Restate the whole of the material. Keep every word, and drop the pictures.
# START OF Task inputs
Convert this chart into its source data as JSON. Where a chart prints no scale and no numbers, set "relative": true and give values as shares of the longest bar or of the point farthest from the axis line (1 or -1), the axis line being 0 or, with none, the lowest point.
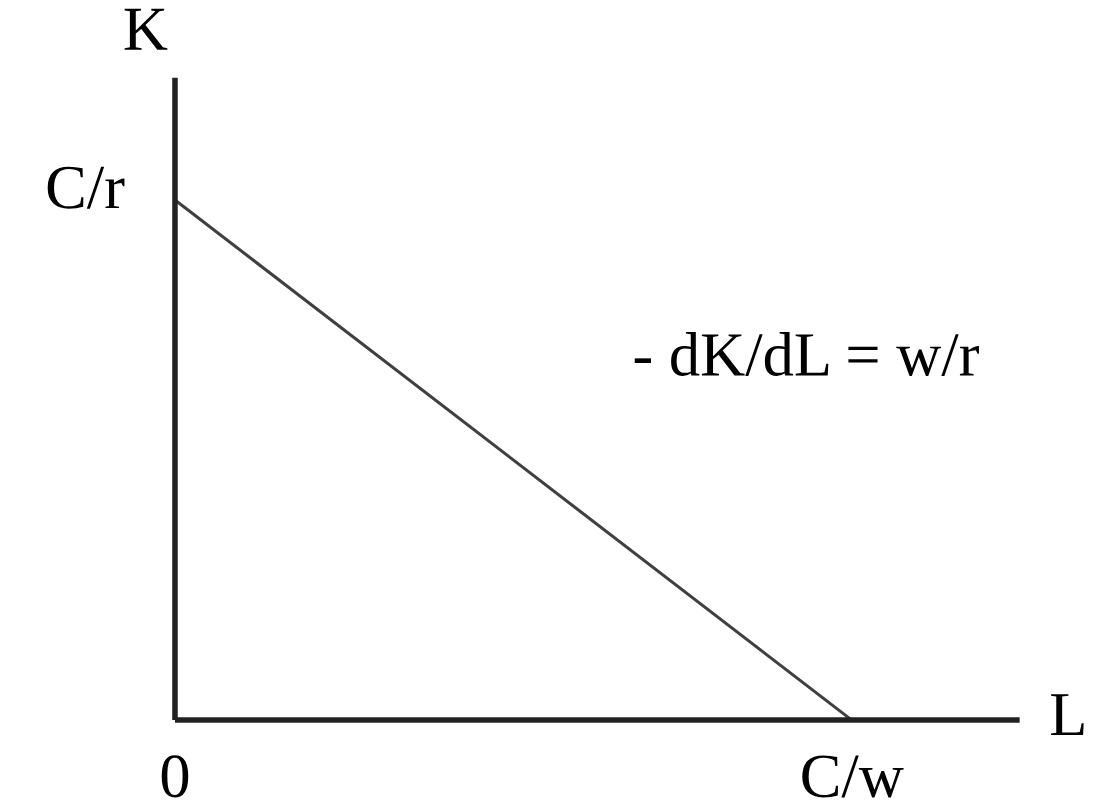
{
  "chart_data": {
    "type": "line",
    "xlabel": "L",
    "ylabel": "K",
    "relative": true,
    "categories": [
      "0",
      "C/w"
    ],
    "series": [
      {
        "color": "#404040",
        "values": [
          1,
          0
        ]
      }
    ],
    "annotations": [
      {
        "text": "C/r",
        "x": "0",
        "y": 1
      },
      "- dK/dL = w/r"
    ],
    "grid": false,
    "marker": "none",
    "line_style": "solid"
  }
}
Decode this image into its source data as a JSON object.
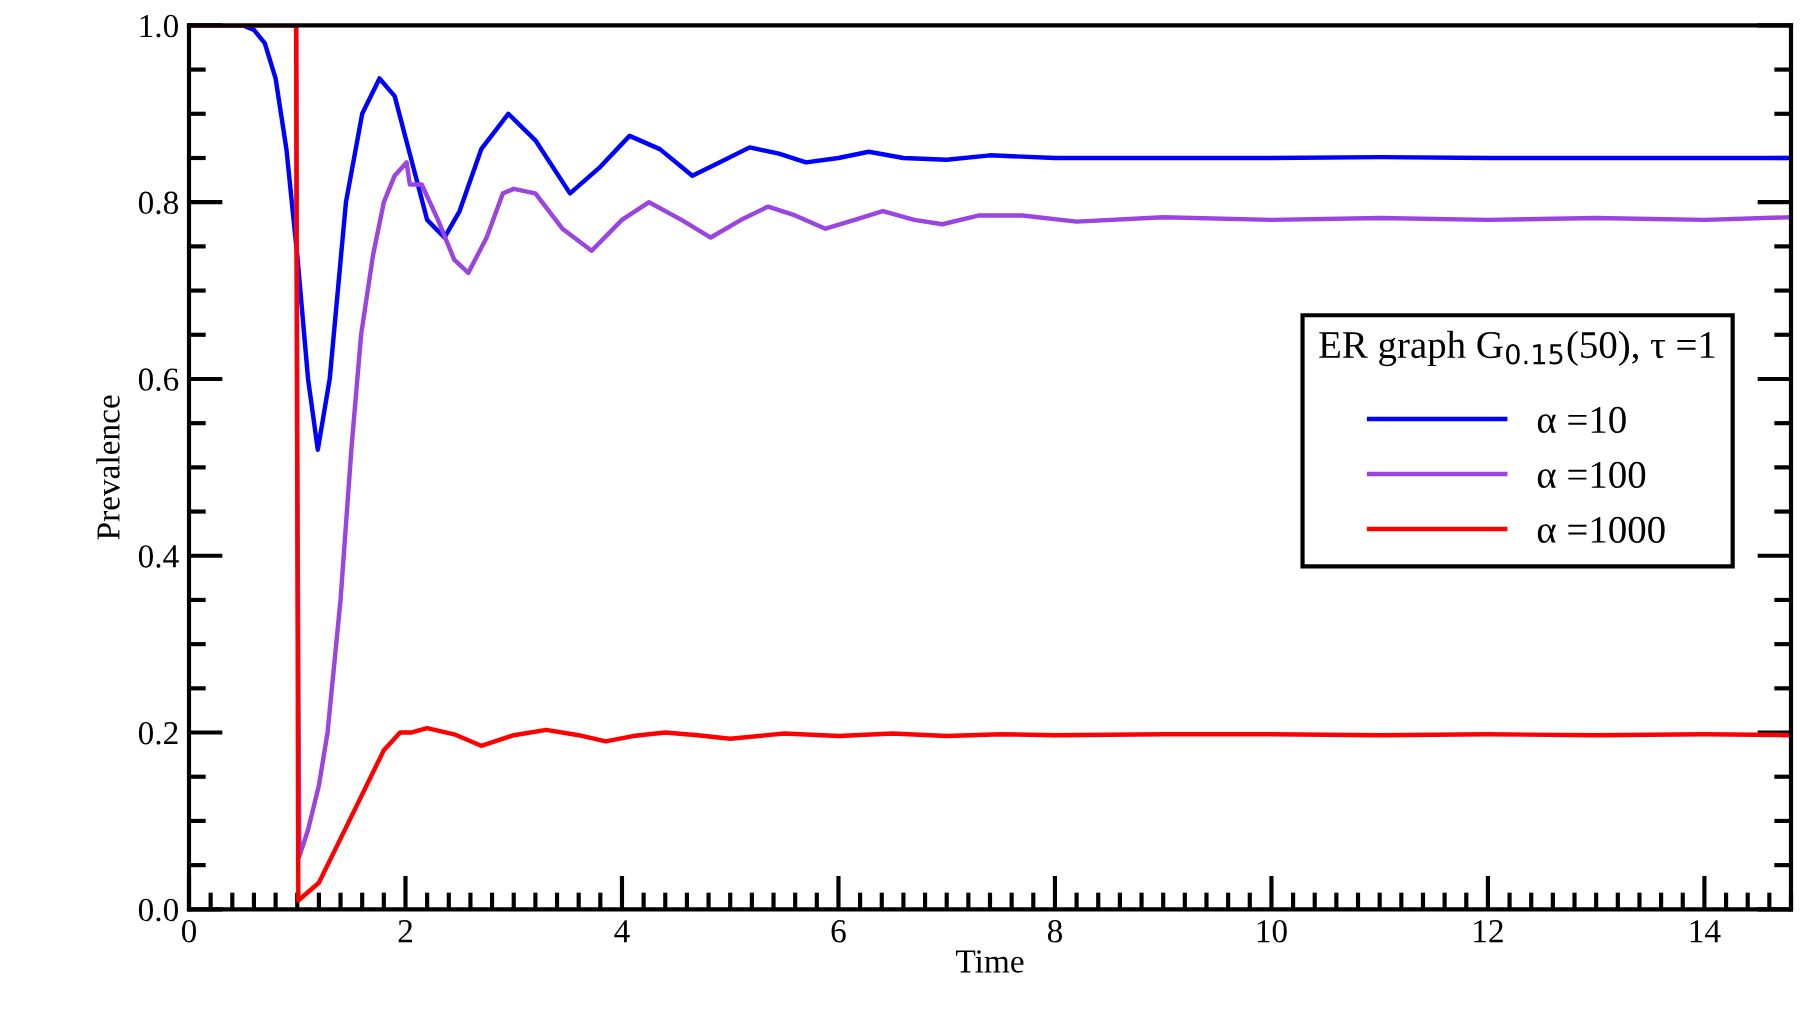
# END OF Task inputs
Response to this exercise
Convert this chart into its source data as JSON. Where a chart prints no scale and no numbers, set "relative": true and give values as shares of the longest bar or of the point farthest from the axis line (1 or -1), the axis line being 0 or, with none, the lowest point.
{
  "chart_data": {
    "type": "line",
    "xlabel": "L",
    "ylabel": "K",
    "relative": true,
    "categories": [
      "0",
      "C/w"
    ],
    "series": [
      {
        "color": "#404040",
        "values": [
          1,
          0
        ]
      }
    ],
    "annotations": [
      {
        "text": "C/r",
        "x": "0",
        "y": 1
      },
      "- dK/dL = w/r"
    ],
    "grid": false,
    "marker": "none",
    "line_style": "solid"
  }
}
Decode this image into its source data as a JSON object.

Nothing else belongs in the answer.